■ **Written request**
Copy every line of the listing exactly.

■ **Material to process**
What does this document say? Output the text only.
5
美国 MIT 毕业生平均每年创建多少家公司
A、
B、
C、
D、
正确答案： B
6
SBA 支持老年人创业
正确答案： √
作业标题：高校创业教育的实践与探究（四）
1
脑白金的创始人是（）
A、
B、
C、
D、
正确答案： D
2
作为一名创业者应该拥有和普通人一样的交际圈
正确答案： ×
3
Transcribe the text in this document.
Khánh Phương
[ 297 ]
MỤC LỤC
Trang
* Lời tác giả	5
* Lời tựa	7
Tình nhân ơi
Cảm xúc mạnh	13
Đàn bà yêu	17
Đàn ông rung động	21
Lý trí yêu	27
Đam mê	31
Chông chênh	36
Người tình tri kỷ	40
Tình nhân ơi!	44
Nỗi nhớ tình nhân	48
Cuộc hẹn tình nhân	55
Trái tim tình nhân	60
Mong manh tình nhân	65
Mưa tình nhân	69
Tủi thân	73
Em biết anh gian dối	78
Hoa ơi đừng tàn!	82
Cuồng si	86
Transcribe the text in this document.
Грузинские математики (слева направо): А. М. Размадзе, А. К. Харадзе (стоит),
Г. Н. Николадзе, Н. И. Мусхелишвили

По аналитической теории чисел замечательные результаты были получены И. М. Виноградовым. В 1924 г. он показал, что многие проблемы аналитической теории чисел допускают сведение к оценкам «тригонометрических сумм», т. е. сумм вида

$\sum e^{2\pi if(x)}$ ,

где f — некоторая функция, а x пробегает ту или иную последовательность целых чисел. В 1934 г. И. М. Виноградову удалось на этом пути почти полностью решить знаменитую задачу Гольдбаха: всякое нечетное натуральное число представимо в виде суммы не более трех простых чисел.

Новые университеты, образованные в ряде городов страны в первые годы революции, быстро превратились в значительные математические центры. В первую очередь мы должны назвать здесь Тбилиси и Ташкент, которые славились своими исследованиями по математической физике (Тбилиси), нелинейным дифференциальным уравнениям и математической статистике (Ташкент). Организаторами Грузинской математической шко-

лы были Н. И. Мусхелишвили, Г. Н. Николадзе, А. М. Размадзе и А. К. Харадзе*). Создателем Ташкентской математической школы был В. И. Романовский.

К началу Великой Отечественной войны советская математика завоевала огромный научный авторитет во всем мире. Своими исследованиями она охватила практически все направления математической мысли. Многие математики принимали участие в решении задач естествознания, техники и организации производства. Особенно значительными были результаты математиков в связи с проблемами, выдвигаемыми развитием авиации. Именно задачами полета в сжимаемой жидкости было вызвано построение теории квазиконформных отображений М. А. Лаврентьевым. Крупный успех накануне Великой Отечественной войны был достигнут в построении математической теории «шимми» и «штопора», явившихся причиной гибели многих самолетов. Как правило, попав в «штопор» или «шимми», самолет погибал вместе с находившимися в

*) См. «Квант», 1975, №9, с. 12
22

■ **Task output**
What does this document say? Output the text only.
5
美国 MIT 毕业生平均每年创建多少家公司
A、
B、
C、
D、
正确答案： B
6
SBA 支持老年人创业
正确答案： √
作业标题：高校创业教育的实践与探究（四）
1
脑白金的创始人是（）
A、
B、
C、
D、
正确答案： D
2
作为一名创业者应该拥有和普通人一样的交际圈
正确答案： ×
3
Transcribe the text in this document.
Khánh Phương
[ 297 ]
MỤC LỤC
Trang
* Lời tác giả	5
* Lời tựa	7
Tình nhân ơi
Cảm xúc mạnh	13
Đàn bà yêu	17
Đàn ông rung động	21
Lý trí yêu	27
Đam mê	31
Chông chênh	36
Người tình tri kỷ	40
Tình nhân ơi!	44
Nỗi nhớ tình nhân	48
Cuộc hẹn tình nhân	55
Trái tim tình nhân	60
Mong manh tình nhân	65
Mưa tình nhân	69
Tủi thân	73
Em biết anh gian dối	78
Hoa ơi đừng tàn!	82
Cuồng si	86
Transcribe the text in this document.
Грузинские математики (слева направо): А. М. Размадзе, А. К. Харадзе (стоит),
Г. Н. Николадзе, Н. И. Мусхелишвили

По аналитической теории чисел замечательные результаты были получены И. М. Виноградовым. В 1924 г. он показал, что многие проблемы аналитической теории чисел допускают сведение к оценкам «тригонометрических сумм», т. е. сумм вида

$\sum e^{2\pi if(x)}$ ,

где f — некоторая функция, а x пробегает ту или иную последовательность целых чисел. В 1934 г. И. М. Виноградову удалось на этом пути почти полностью решить знаменитую задачу Гольдбаха: всякое нечетное натуральное число представимо в виде суммы не более трех простых чисел.

Новые университеты, образованные в ряде городов страны в первые годы революции, быстро превратились в значительные математические центры. В первую очередь мы должны назвать здесь Тбилиси и Ташкент, которые славились своими исследованиями по математической физике (Тбилиси), нелинейным дифференциальным уравнениям и математической статистике (Ташкент). Организаторами Грузинской математической шко-

лы были Н. И. Мусхелишвили, Г. Н. Николадзе, А. М. Размадзе и А. К. Харадзе*). Создателем Ташкентской математической школы был В. И. Романовский.

К началу Великой Отечественной войны советская математика завоевала огромный научный авторитет во всем мире. Своими исследованиями она охватила практически все направления математической мысли. Многие математики принимали участие в решении задач естествознания, техники и организации производства. Особенно значительными были результаты математиков в связи с проблемами, выдвигаемыми развитием авиации. Именно задачами полета в сжимаемой жидкости было вызвано построение теории квазиконформных отображений М. А. Лаврентьевым. Крупный успех накануне Великой Отечественной войны был достигнут в построении математической теории «шимми» и «штопора», явившихся причиной гибели многих самолетов. Как правило, попав в «штопор» или «шимми», самолет погибал вместе с находившимися в

*) См. «Квант», 1975, №9, с. 12
22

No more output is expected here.